**AIM**
List every line in this data where the string "text" occurs.

Start of INPUT FOR THIS TASK

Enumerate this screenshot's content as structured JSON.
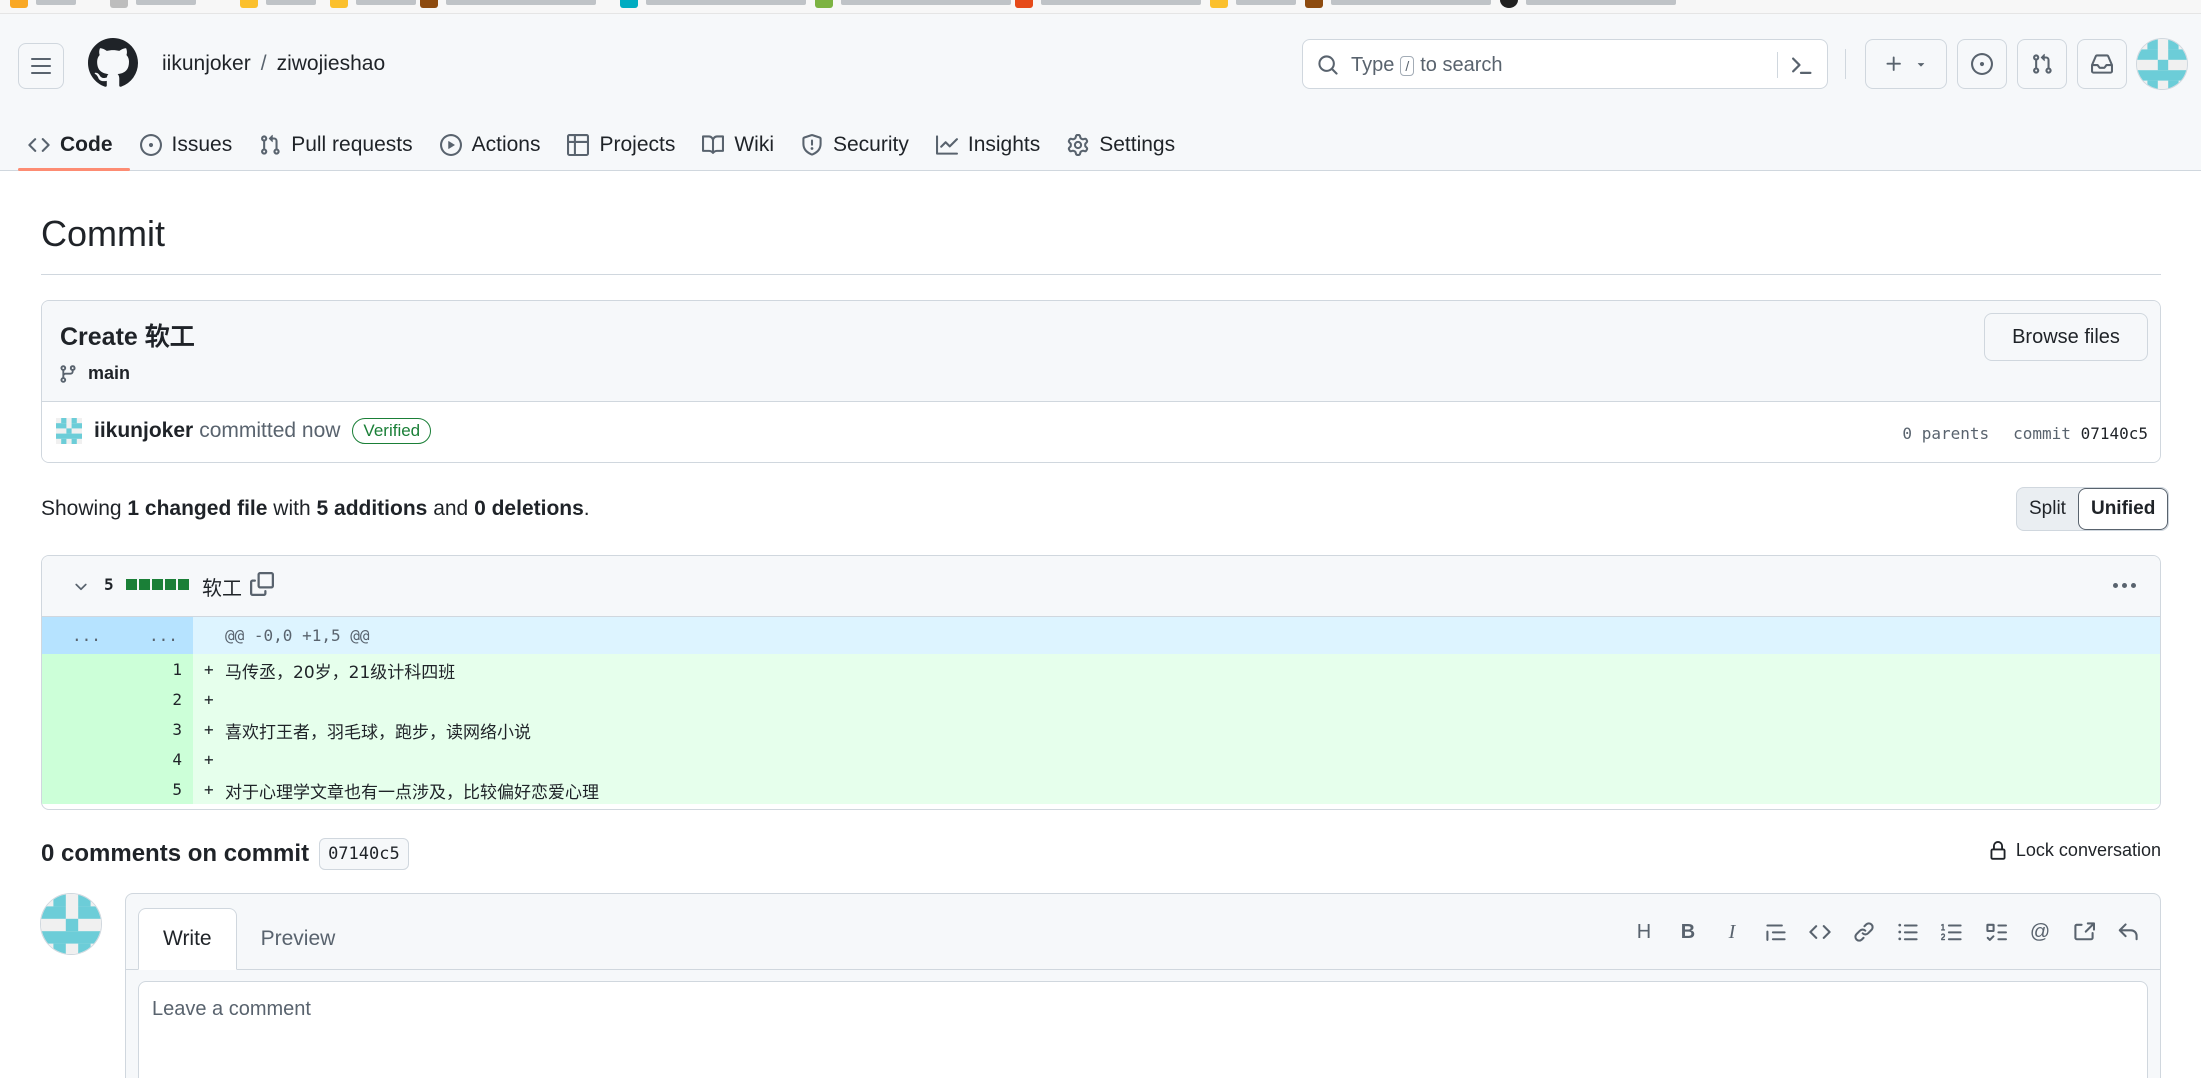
{
  "header": {
    "owner": "iikunjoker",
    "separator": "/",
    "repo": "ziwojieshao",
    "search": {
      "prefix": "Type",
      "key": "/",
      "suffix": "to search"
    }
  },
  "tabs": [
    {
      "label": "Code",
      "icon": "code-icon",
      "active": true
    },
    {
      "label": "Issues",
      "icon": "issue-opened-icon"
    },
    {
      "label": "Pull requests",
      "icon": "git-pull-request-icon"
    },
    {
      "label": "Actions",
      "icon": "play-icon"
    },
    {
      "label": "Projects",
      "icon": "table-icon"
    },
    {
      "label": "Wiki",
      "icon": "book-icon"
    },
    {
      "label": "Security",
      "icon": "shield-icon"
    },
    {
      "label": "Insights",
      "icon": "graph-icon"
    },
    {
      "label": "Settings",
      "icon": "gear-icon"
    }
  ],
  "page": {
    "title": "Commit"
  },
  "commit": {
    "message": "Create 软工",
    "branch": "main",
    "browse_label": "Browse files",
    "author": "iikunjoker",
    "verb": "committed now",
    "verified": "Verified",
    "parents": "0 parents",
    "commit_label": "commit",
    "sha": "07140c5"
  },
  "summary": {
    "showing": "Showing",
    "changed": "1 changed file",
    "with": "with",
    "additions": "5 additions",
    "and": "and",
    "deletions": "0 deletions",
    "period": "."
  },
  "view_toggle": {
    "split": "Split",
    "unified": "Unified",
    "selected": "Unified"
  },
  "diff": {
    "count": "5",
    "filename": "软工",
    "hunk_left": "...",
    "hunk_right": "...",
    "hunk_header": "@@ -0,0 +1,5 @@",
    "lines": [
      {
        "num": "1",
        "sign": "+",
        "text": "马传丞，20岁，21级计科四班"
      },
      {
        "num": "2",
        "sign": "+",
        "text": ""
      },
      {
        "num": "3",
        "sign": "+",
        "text": "喜欢打王者，羽毛球，跑步，读网络小说"
      },
      {
        "num": "4",
        "sign": "+",
        "text": ""
      },
      {
        "num": "5",
        "sign": "+",
        "text": "对于心理学文章也有一点涉及，比较偏好恋爱心理"
      }
    ]
  },
  "comments": {
    "title": "0 comments on commit",
    "sha": "07140c5",
    "lock_label": "Lock conversation",
    "write_tab": "Write",
    "preview_tab": "Preview",
    "placeholder": "Leave a comment",
    "toolbar": [
      "heading-icon",
      "bold-icon",
      "italic-icon",
      "quote-icon",
      "code-icon",
      "link-icon",
      "unordered-list-icon",
      "ordered-list-icon",
      "task-list-icon",
      "mention-icon",
      "cross-reference-icon",
      "reply-icon"
    ]
  },
  "colors": {
    "accent_underline": "#fd8c73",
    "added_bg": "#e6ffec",
    "added_gutter": "#ccffd8",
    "hunk_bg": "#ddf4ff",
    "verified": "#1a7f37"
  }
}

End of INPUT FOR THIS TASK

**SOLUTION TO THIS PROBLEM**
        "text": "马传丞，20岁，21级计科四班"
        "text": ""
        "text": "喜欢打王者，羽毛球，跑步，读网络小说"
        "text": ""
        "text": "对于心理学文章也有一点涉及，比较偏好恋爱心理"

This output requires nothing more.